**Directions**.
Repeat the entire listing exactly as written.

**Exercise input**.
------------------------
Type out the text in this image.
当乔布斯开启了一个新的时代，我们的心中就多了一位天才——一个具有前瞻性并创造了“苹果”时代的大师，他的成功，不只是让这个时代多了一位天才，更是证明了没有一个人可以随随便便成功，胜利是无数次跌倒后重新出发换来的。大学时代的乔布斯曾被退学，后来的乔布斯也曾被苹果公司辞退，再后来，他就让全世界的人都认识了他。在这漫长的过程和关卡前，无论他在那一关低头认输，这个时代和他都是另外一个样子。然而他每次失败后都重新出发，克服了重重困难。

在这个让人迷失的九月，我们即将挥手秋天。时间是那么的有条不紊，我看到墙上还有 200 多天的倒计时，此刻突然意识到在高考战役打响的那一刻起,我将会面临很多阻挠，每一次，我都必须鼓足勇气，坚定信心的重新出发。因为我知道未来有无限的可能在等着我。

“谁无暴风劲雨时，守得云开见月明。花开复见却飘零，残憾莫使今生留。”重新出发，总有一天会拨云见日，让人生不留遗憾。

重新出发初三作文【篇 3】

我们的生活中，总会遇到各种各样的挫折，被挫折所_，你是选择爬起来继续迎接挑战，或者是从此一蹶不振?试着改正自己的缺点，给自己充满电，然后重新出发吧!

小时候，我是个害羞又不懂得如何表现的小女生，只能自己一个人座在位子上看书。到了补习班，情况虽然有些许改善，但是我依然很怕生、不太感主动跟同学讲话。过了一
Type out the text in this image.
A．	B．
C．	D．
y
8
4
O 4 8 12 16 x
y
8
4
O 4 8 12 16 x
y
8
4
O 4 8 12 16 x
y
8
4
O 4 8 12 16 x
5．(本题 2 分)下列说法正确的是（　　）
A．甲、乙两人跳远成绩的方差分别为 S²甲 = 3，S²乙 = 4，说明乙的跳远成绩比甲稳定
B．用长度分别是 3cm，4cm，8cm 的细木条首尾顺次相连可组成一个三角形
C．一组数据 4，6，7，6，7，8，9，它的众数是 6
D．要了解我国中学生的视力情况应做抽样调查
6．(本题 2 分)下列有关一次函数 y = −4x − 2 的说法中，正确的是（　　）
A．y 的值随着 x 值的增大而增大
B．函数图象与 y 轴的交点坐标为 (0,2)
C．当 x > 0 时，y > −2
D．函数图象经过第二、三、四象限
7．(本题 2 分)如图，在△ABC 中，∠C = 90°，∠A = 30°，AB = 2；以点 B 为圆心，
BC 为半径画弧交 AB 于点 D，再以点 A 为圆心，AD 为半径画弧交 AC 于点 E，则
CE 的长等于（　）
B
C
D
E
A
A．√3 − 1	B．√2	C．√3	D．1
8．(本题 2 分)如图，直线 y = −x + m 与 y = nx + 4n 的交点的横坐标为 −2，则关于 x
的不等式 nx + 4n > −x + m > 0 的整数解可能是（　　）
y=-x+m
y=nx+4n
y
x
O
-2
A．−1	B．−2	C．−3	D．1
------------------------
**Exercise response**.
Type out the text in this image.
当乔布斯开启了一个新的时代，我们的心中就多了一位天才——一个具有前瞻性并创造了“苹果”时代的大师，他的成功，不只是让这个时代多了一位天才，更是证明了没有一个人可以随随便便成功，胜利是无数次跌倒后重新出发换来的。大学时代的乔布斯曾被退学，后来的乔布斯也曾被苹果公司辞退，再后来，他就让全世界的人都认识了他。在这漫长的过程和关卡前，无论他在那一关低头认输，这个时代和他都是另外一个样子。然而他每次失败后都重新出发，克服了重重困难。

在这个让人迷失的九月，我们即将挥手秋天。时间是那么的有条不紊，我看到墙上还有 200 多天的倒计时，此刻突然意识到在高考战役打响的那一刻起,我将会面临很多阻挠，每一次，我都必须鼓足勇气，坚定信心的重新出发。因为我知道未来有无限的可能在等着我。

“谁无暴风劲雨时，守得云开见月明。花开复见却飘零，残憾莫使今生留。”重新出发，总有一天会拨云见日，让人生不留遗憾。

重新出发初三作文【篇 3】

我们的生活中，总会遇到各种各样的挫折，被挫折所_，你是选择爬起来继续迎接挑战，或者是从此一蹶不振?试着改正自己的缺点，给自己充满电，然后重新出发吧!

小时候，我是个害羞又不懂得如何表现的小女生，只能自己一个人座在位子上看书。到了补习班，情况虽然有些许改善，但是我依然很怕生、不太感主动跟同学讲话。过了一
Type out the text in this image.
A．	B．
C．	D．
y
8
4
O 4 8 12 16 x
y
8
4
O 4 8 12 16 x
y
8
4
O 4 8 12 16 x
y
8
4
O 4 8 12 16 x
5．(本题 2 分)下列说法正确的是（　　）
A．甲、乙两人跳远成绩的方差分别为 S²甲 = 3，S²乙 = 4，说明乙的跳远成绩比甲稳定
B．用长度分别是 3cm，4cm，8cm 的细木条首尾顺次相连可组成一个三角形
C．一组数据 4，6，7，6，7，8，9，它的众数是 6
D．要了解我国中学生的视力情况应做抽样调查
6．(本题 2 分)下列有关一次函数 y = −4x − 2 的说法中，正确的是（　　）
A．y 的值随着 x 值的增大而增大
B．函数图象与 y 轴的交点坐标为 (0,2)
C．当 x > 0 时，y > −2
D．函数图象经过第二、三、四象限
7．(本题 2 分)如图，在△ABC 中，∠C = 90°，∠A = 30°，AB = 2；以点 B 为圆心，
BC 为半径画弧交 AB 于点 D，再以点 A 为圆心，AD 为半径画弧交 AC 于点 E，则
CE 的长等于（　）
B
C
D
E
A
A．√3 − 1	B．√2	C．√3	D．1
8．(本题 2 分)如图，直线 y = −x + m 与 y = nx + 4n 的交点的横坐标为 −2，则关于 x
的不等式 nx + 4n > −x + m > 0 的整数解可能是（　　）
y=-x+m
y=nx+4n
y
x
O
-2
A．−1	B．−2	C．−3	D．1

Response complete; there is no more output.